— BEGIN —

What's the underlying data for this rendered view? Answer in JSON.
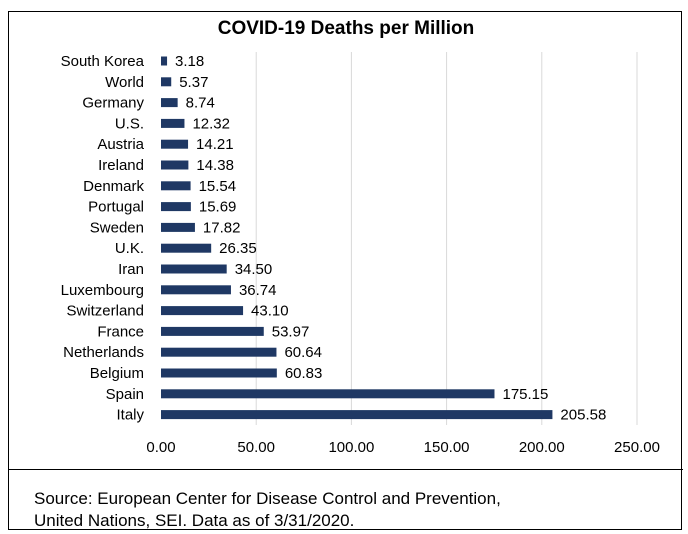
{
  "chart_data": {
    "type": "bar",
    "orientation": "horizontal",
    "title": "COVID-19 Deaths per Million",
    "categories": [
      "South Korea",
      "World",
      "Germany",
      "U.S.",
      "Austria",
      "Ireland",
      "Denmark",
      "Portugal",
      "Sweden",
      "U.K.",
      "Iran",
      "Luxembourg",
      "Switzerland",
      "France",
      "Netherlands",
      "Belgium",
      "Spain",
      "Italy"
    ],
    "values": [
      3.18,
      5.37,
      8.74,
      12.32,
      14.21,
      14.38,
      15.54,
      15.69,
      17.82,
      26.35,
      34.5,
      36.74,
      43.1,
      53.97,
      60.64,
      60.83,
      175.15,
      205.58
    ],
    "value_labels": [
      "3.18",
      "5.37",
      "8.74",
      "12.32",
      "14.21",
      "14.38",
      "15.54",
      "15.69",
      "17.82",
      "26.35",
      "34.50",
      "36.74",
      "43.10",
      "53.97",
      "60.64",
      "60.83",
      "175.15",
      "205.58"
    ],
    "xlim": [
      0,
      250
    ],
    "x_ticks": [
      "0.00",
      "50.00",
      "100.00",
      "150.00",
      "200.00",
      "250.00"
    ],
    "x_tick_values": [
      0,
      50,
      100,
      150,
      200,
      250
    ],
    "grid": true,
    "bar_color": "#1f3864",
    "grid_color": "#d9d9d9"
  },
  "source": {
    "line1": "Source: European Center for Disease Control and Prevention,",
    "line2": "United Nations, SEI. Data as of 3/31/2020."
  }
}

— END —
— BEGIN —

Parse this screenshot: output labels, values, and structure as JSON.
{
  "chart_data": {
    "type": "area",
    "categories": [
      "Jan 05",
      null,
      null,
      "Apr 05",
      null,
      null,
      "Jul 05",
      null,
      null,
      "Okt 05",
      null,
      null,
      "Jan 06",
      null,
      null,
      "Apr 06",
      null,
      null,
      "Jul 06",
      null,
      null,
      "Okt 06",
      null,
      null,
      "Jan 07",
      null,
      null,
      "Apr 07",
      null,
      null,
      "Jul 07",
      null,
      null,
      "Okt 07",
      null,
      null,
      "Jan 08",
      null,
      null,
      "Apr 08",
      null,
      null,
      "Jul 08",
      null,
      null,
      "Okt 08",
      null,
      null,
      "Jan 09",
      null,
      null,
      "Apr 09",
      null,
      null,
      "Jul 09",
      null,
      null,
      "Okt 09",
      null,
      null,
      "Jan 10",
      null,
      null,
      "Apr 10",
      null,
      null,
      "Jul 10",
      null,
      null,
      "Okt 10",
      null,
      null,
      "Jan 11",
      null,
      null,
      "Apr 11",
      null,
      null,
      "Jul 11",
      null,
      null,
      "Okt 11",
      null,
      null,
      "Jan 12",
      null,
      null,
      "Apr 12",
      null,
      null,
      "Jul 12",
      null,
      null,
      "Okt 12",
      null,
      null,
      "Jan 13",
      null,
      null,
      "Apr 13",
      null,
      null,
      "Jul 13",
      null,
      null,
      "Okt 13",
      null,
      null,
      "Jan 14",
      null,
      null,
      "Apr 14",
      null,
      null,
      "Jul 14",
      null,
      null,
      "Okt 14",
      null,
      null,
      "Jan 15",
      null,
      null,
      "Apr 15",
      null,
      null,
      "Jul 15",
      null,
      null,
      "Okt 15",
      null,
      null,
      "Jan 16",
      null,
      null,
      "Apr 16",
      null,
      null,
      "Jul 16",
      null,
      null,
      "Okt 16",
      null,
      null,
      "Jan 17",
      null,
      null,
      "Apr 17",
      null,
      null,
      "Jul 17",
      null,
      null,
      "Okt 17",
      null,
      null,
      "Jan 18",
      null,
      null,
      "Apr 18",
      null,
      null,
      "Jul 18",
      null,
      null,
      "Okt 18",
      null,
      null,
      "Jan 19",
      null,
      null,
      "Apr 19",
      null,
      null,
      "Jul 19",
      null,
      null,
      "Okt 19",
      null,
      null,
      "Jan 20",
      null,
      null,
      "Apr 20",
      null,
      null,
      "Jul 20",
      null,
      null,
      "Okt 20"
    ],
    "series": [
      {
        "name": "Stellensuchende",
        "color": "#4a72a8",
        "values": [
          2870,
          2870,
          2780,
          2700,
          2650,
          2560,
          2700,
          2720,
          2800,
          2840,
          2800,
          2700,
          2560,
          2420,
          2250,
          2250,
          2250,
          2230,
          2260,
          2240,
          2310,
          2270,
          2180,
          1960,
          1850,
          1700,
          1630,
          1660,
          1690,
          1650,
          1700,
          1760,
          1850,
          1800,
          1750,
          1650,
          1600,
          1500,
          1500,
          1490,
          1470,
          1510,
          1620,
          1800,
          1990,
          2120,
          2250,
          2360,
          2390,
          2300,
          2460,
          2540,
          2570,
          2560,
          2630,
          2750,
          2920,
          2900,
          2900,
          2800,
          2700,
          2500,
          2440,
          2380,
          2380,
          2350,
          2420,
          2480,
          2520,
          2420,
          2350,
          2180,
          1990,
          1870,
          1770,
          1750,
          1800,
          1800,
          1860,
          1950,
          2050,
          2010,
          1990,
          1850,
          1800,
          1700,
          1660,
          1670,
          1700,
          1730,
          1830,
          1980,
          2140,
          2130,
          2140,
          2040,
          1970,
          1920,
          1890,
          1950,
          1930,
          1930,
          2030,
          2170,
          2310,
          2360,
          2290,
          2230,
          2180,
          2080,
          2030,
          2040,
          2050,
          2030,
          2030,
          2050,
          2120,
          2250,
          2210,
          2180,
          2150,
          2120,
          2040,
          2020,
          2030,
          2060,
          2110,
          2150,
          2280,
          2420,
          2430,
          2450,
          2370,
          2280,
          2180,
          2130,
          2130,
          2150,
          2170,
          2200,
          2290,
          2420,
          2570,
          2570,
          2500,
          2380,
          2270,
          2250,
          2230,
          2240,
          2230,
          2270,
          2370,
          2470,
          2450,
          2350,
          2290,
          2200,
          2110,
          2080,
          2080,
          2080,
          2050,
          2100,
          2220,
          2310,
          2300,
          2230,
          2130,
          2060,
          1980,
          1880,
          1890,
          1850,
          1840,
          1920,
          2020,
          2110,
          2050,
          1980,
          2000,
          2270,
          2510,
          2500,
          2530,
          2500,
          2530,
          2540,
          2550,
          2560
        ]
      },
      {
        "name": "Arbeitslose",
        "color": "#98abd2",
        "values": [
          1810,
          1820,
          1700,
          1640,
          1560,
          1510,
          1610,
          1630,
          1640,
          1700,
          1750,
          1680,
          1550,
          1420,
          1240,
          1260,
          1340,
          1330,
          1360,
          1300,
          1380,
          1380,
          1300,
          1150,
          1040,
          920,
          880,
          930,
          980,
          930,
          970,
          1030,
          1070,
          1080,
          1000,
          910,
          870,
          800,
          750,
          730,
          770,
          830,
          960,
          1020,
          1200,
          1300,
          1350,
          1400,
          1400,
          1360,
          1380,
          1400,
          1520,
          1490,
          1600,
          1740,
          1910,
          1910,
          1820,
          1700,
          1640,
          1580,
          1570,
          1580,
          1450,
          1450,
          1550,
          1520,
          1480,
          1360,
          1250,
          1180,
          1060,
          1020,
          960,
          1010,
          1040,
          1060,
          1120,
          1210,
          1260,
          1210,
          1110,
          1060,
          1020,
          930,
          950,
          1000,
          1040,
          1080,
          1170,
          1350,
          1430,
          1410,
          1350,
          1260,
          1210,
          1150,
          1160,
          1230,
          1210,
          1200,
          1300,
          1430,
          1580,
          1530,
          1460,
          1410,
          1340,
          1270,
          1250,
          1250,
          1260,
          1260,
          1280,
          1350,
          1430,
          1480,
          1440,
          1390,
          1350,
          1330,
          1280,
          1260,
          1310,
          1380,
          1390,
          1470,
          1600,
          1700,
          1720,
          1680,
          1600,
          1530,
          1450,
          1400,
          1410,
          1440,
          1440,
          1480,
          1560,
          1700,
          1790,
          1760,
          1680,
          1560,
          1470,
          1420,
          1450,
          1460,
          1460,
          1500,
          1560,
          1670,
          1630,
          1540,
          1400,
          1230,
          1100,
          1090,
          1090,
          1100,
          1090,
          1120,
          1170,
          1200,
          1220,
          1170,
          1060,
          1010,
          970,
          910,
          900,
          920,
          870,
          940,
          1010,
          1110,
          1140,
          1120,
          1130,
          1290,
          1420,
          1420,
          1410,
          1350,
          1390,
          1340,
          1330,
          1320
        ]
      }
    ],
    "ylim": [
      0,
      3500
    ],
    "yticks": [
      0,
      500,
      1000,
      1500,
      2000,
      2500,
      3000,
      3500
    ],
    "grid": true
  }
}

— END —

# [WHAT IS ASKED]
Look through the entries above. Extract each line with the word "JSON".

# [CORRECT RESPONSE]
What's the underlying data for this rendered view? Answer in JSON.
Parse this screenshot: output labels, values, and structure as JSON.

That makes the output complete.